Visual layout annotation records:
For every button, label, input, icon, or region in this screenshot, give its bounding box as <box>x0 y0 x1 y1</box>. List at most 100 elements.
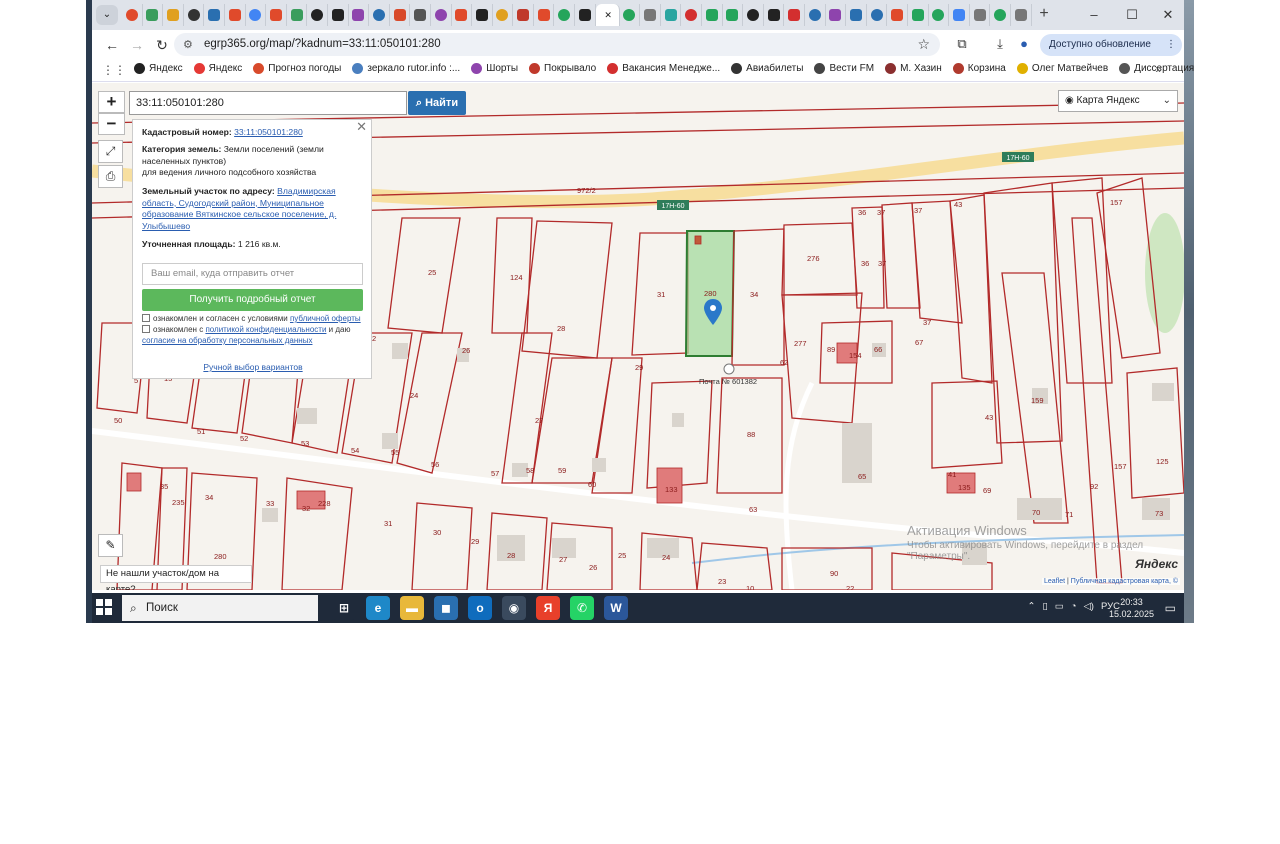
new-tab-button[interactable]: + <box>1034 5 1054 25</box>
bookmark-item[interactable]: Вести FM <box>814 63 874 74</box>
yandex-browser-icon[interactable]: Я <box>536 596 560 620</box>
parcel-number-label[interactable]: 69 <box>983 486 991 495</box>
outlook-icon[interactable]: o <box>468 596 492 620</box>
browser-tab[interactable]: ✕ <box>595 4 620 26</box>
apps-grid-icon[interactable]: ⋮⋮ <box>102 63 126 77</box>
parcel-number-label[interactable]: 33 <box>266 499 274 508</box>
extensions-icon[interactable]: ⧉ <box>954 36 970 52</box>
pkk-link[interactable]: Публичная кадастровая карта, © <box>1071 578 1178 585</box>
cad-number-link[interactable]: 33:11:050101:280 <box>234 127 303 137</box>
parcel-number-label[interactable]: 73 <box>1155 509 1163 518</box>
parcel-number-label[interactable]: 41 <box>948 470 956 479</box>
edge-icon[interactable]: e <box>366 596 390 620</box>
parcel-number-label[interactable]: 28 <box>557 324 565 333</box>
windows-start-icon[interactable] <box>96 599 112 615</box>
parcel-number-label[interactable]: 159 <box>1031 396 1044 405</box>
checkbox-offer[interactable] <box>142 314 150 322</box>
parcel-number-label[interactable]: 25 <box>618 551 626 560</box>
parcel-number-label[interactable]: 277 <box>794 339 807 348</box>
fullscreen-button[interactable]: ⤢ <box>98 140 123 163</box>
tray-battery-icon[interactable]: ▭ <box>1055 601 1064 612</box>
parcel-number-label[interactable]: 30 <box>433 528 441 537</box>
parcel-number-label[interactable]: 36 <box>858 208 866 217</box>
parcel-number-label[interactable]: 280 <box>704 289 717 298</box>
browser-tab[interactable] <box>867 4 888 26</box>
parcel-number-label[interactable]: 10 <box>746 584 754 590</box>
parcel-number-label[interactable]: 62 <box>780 358 788 367</box>
profile-icon[interactable]: ● <box>1016 36 1032 52</box>
not-found-link[interactable]: Не нашли участок/дом на карте? <box>100 565 252 590</box>
browser-tab[interactable] <box>452 4 473 26</box>
parcel-number-label[interactable]: 57 <box>491 469 499 478</box>
parcel-number-label[interactable]: 26 <box>462 346 470 355</box>
more-bookmarks-icon[interactable]: » <box>1155 62 1162 76</box>
browser-tab[interactable] <box>949 4 970 26</box>
parcel-number-label[interactable]: 26 <box>589 563 597 572</box>
offer-consent-checkbox[interactable]: ознакомлен и согласен с условиями публич… <box>142 313 364 324</box>
minimize-button[interactable]: – <box>1078 4 1110 26</box>
browser-tab[interactable] <box>620 4 641 26</box>
parcel-number-label[interactable]: 55 <box>391 448 399 457</box>
tray-device-icon[interactable]: ▯ <box>1043 601 1048 612</box>
parcel-number-label[interactable]: 60 <box>588 480 596 489</box>
browser-tab[interactable] <box>122 4 143 26</box>
browser-tab[interactable] <box>513 4 534 26</box>
zoom-out-button[interactable]: − <box>98 113 125 135</box>
parcel-number-label[interactable]: 71 <box>1065 510 1073 519</box>
parcel-number-label[interactable]: 88 <box>747 430 755 439</box>
parcel-number-label[interactable]: 157 <box>1114 462 1127 471</box>
browser-tab[interactable] <box>493 4 514 26</box>
bookmark-item[interactable]: Олег Матвейчев <box>1016 63 1108 74</box>
browser-tab[interactable] <box>534 4 555 26</box>
browser-tab[interactable] <box>990 4 1011 26</box>
checkbox-privacy[interactable] <box>142 325 150 333</box>
site-info-icon[interactable]: ⚙ <box>183 38 193 51</box>
tray-chevron-icon[interactable]: ⌃ <box>1028 601 1036 612</box>
close-tab-icon[interactable]: ✕ <box>604 10 612 21</box>
wifi-icon[interactable]: ◔ <box>1071 601 1077 612</box>
browser-tab[interactable] <box>410 4 431 26</box>
browser-tab[interactable] <box>661 4 682 26</box>
parcel-number-label[interactable]: 276 <box>807 254 820 263</box>
word-icon[interactable]: W <box>604 596 628 620</box>
ruler-icon[interactable]: ✎ <box>98 534 123 557</box>
browser-tab[interactable] <box>846 4 867 26</box>
parcel-number-label[interactable]: 24 <box>662 553 670 562</box>
offer-link[interactable]: публичной оферты <box>290 314 361 323</box>
manual-selection-link[interactable]: Ручной выбор вариантов <box>133 362 373 374</box>
browser-tab[interactable] <box>287 4 308 26</box>
parcel-number-label[interactable]: 22 <box>846 584 854 590</box>
bookmark-item[interactable]: зеркало rutor.info :... <box>352 63 460 74</box>
parcel-number-label[interactable]: 24 <box>410 391 418 400</box>
browser-tab[interactable] <box>908 4 929 26</box>
privacy-policy-link[interactable]: политикой конфиденциальности <box>205 325 326 334</box>
parcel-number-label[interactable]: 65 <box>858 472 866 481</box>
browser-tab[interactable] <box>723 4 744 26</box>
parcel-number-label[interactable]: 36 <box>861 259 869 268</box>
chrome-update-button[interactable]: Доступно обновление Chrome ⋮ <box>1040 34 1182 72</box>
browser-tab[interactable] <box>805 4 826 26</box>
print-button[interactable]: ⎙ <box>98 165 123 188</box>
chrome-icon[interactable]: ◉ <box>502 596 526 620</box>
download-icon[interactable]: ⤓ <box>992 36 1008 52</box>
browser-tab[interactable] <box>970 4 991 26</box>
browser-tab[interactable] <box>887 4 908 26</box>
browser-tab[interactable] <box>472 4 493 26</box>
bookmark-item[interactable]: Корзина <box>952 63 1006 74</box>
browser-tab[interactable] <box>266 4 287 26</box>
whatsapp-icon[interactable]: ✆ <box>570 596 594 620</box>
browser-tab[interactable] <box>784 4 805 26</box>
parcel-number-label[interactable]: 37 <box>877 208 885 217</box>
parcel-number-label[interactable]: 51 <box>197 427 205 436</box>
parcel-number-label[interactable]: 25 <box>428 268 436 277</box>
parcel-number-label[interactable]: 67 <box>915 338 923 347</box>
parcel-number-label[interactable]: 63 <box>749 505 757 514</box>
parcel-number-label[interactable]: 28 <box>507 551 515 560</box>
bookmark-star-icon[interactable]: ☆ <box>917 36 930 53</box>
parcel-number-label[interactable]: 58 <box>526 466 534 475</box>
bookmark-item[interactable]: Шорты <box>471 63 518 74</box>
bookmark-item[interactable]: Яндекс <box>193 63 242 74</box>
parcel-number-label[interactable]: 37 <box>878 259 886 268</box>
parcel-number-label[interactable]: 124 <box>510 273 523 282</box>
bookmark-item[interactable]: Яндекс <box>134 63 183 74</box>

• [Stated task] Copy out every line of the records above word for word, but leave out the pictures.

• [Exercise output]
For every button, label, input, icon, or region in this screenshot, give its bounding box as <box>x0 y0 x1 y1</box>. List at most 100 elements.
new-tab-button[interactable]: + <box>1034 5 1054 25</box>
bookmark-item[interactable]: Вести FM <box>814 63 874 74</box>
yandex-browser-icon[interactable]: Я <box>536 596 560 620</box>
parcel-number-label[interactable]: 69 <box>983 486 991 495</box>
outlook-icon[interactable]: o <box>468 596 492 620</box>
browser-tab[interactable]: ✕ <box>595 4 620 26</box>
apps-grid-icon[interactable]: ⋮⋮ <box>102 63 126 77</box>
parcel-number-label[interactable]: 33 <box>266 499 274 508</box>
extensions-icon[interactable]: ⧉ <box>954 36 970 52</box>
pkk-link[interactable]: Публичная кадастровая карта, © <box>1071 578 1178 585</box>
cad-number-link[interactable]: 33:11:050101:280 <box>234 127 303 137</box>
parcel-number-label[interactable]: 73 <box>1155 509 1163 518</box>
parcel-number-label[interactable]: 41 <box>948 470 956 479</box>
edge-icon[interactable]: e <box>366 596 390 620</box>
parcel-number-label[interactable]: 28 <box>557 324 565 333</box>
windows-start-icon[interactable] <box>96 599 112 615</box>
parcel-number-label[interactable]: 159 <box>1031 396 1044 405</box>
checkbox-offer[interactable] <box>142 314 150 322</box>
parcel-number-label[interactable]: 25 <box>618 551 626 560</box>
parcel-number-label[interactable]: 277 <box>794 339 807 348</box>
fullscreen-button[interactable]: ⤢ <box>98 140 123 163</box>
tray-battery-icon[interactable]: ▭ <box>1055 601 1064 612</box>
parcel-number-label[interactable]: 30 <box>433 528 441 537</box>
parcel-number-label[interactable]: 36 <box>858 208 866 217</box>
parcel-number-label[interactable]: 280 <box>704 289 717 298</box>
browser-tab[interactable] <box>867 4 888 26</box>
parcel-number-label[interactable]: 10 <box>746 584 754 590</box>
parcel-number-label[interactable]: 62 <box>780 358 788 367</box>
profile-icon[interactable]: ● <box>1016 36 1032 52</box>
not-found-link[interactable]: Не нашли участок/дом на карте? <box>100 565 252 590</box>
browser-tab[interactable] <box>452 4 473 26</box>
parcel-number-label[interactable]: 57 <box>491 469 499 478</box>
parcel-number-label[interactable]: 26 <box>462 346 470 355</box>
more-bookmarks-icon[interactable]: » <box>1155 62 1162 76</box>
browser-tab[interactable] <box>949 4 970 26</box>
parcel-number-label[interactable]: 26 <box>589 563 597 572</box>
offer-consent-checkbox[interactable]: ознакомлен и согласен с условиями публич… <box>142 313 364 324</box>
minimize-button[interactable]: – <box>1078 4 1110 26</box>
browser-tab[interactable] <box>620 4 641 26</box>
parcel-number-label[interactable]: 55 <box>391 448 399 457</box>
tray-device-icon[interactable]: ▯ <box>1043 601 1048 612</box>
parcel-number-label[interactable]: 60 <box>588 480 596 489</box>
browser-tab[interactable] <box>122 4 143 26</box>
browser-tab[interactable] <box>513 4 534 26</box>
zoom-out-button[interactable]: − <box>98 113 125 135</box>
parcel-number-label[interactable]: 71 <box>1065 510 1073 519</box>
parcel-number-label[interactable]: 88 <box>747 430 755 439</box>
parcel-number-label[interactable]: 157 <box>1114 462 1127 471</box>
browser-tab[interactable] <box>493 4 514 26</box>
bookmark-item[interactable]: Олег Матвейчев <box>1016 63 1108 74</box>
browser-tab[interactable] <box>534 4 555 26</box>
browser-tab[interactable] <box>990 4 1011 26</box>
checkbox-privacy[interactable] <box>142 325 150 333</box>
site-info-icon[interactable]: ⚙ <box>183 38 193 51</box>
tray-chevron-icon[interactable]: ⌃ <box>1028 601 1036 612</box>
close-tab-icon[interactable]: ✕ <box>604 10 612 21</box>
wifi-icon[interactable]: ◔ <box>1071 601 1077 612</box>
browser-tab[interactable] <box>410 4 431 26</box>
browser-tab[interactable] <box>661 4 682 26</box>
parcel-number-label[interactable]: 276 <box>807 254 820 263</box>
word-icon[interactable]: W <box>604 596 628 620</box>
ruler-icon[interactable]: ✎ <box>98 534 123 557</box>
browser-tab[interactable] <box>846 4 867 26</box>
parcel-number-label[interactable]: 24 <box>662 553 670 562</box>
offer-link[interactable]: публичной оферты <box>290 314 361 323</box>
manual-selection-link[interactable]: Ручной выбор вариантов <box>133 362 373 374</box>
browser-tab[interactable] <box>287 4 308 26</box>
parcel-number-label[interactable]: 22 <box>846 584 854 590</box>
bookmark-item[interactable]: зеркало rutor.info :... <box>352 63 460 74</box>
parcel-number-label[interactable]: 24 <box>410 391 418 400</box>
browser-tab[interactable] <box>908 4 929 26</box>
privacy-policy-link[interactable]: политикой конфиденциальности <box>205 325 326 334</box>
parcel-number-label[interactable]: 65 <box>858 472 866 481</box>
browser-tab[interactable] <box>723 4 744 26</box>
parcel-number-label[interactable]: 36 <box>861 259 869 268</box>
chrome-update-button[interactable]: Доступно обновление Chrome ⋮ <box>1040 34 1182 72</box>
browser-tab[interactable] <box>805 4 826 26</box>
print-button[interactable]: ⎙ <box>98 165 123 188</box>
chrome-icon[interactable]: ◉ <box>502 596 526 620</box>
download-icon[interactable]: ⤓ <box>992 36 1008 52</box>
browser-tab[interactable] <box>970 4 991 26</box>
browser-tab[interactable] <box>887 4 908 26</box>
browser-tab[interactable] <box>472 4 493 26</box>
bookmark-item[interactable]: Корзина <box>952 63 1006 74</box>
browser-tab[interactable] <box>266 4 287 26</box>
whatsapp-icon[interactable]: ✆ <box>570 596 594 620</box>
browser-tab[interactable] <box>784 4 805 26</box>
parcel-number-label[interactable]: 37 <box>877 208 885 217</box>
parcel-number-label[interactable]: 51 <box>197 427 205 436</box>
parcel-number-label[interactable]: 25 <box>428 268 436 277</box>
parcel-number-label[interactable]: 67 <box>915 338 923 347</box>
parcel-number-label[interactable]: 63 <box>749 505 757 514</box>
parcel-number-label[interactable]: 28 <box>507 551 515 560</box>
bookmark-star-icon[interactable]: ☆ <box>917 36 930 53</box>
parcel-number-label[interactable]: 58 <box>526 466 534 475</box>
bookmark-item[interactable]: Шорты <box>471 63 518 74</box>
bookmark-item[interactable]: Яндекс <box>193 63 242 74</box>
parcel-number-label[interactable]: 37 <box>878 259 886 268</box>
parcel-number-label[interactable]: 124 <box>510 273 523 282</box>
bookmark-item[interactable]: Яндекс <box>134 63 183 74</box>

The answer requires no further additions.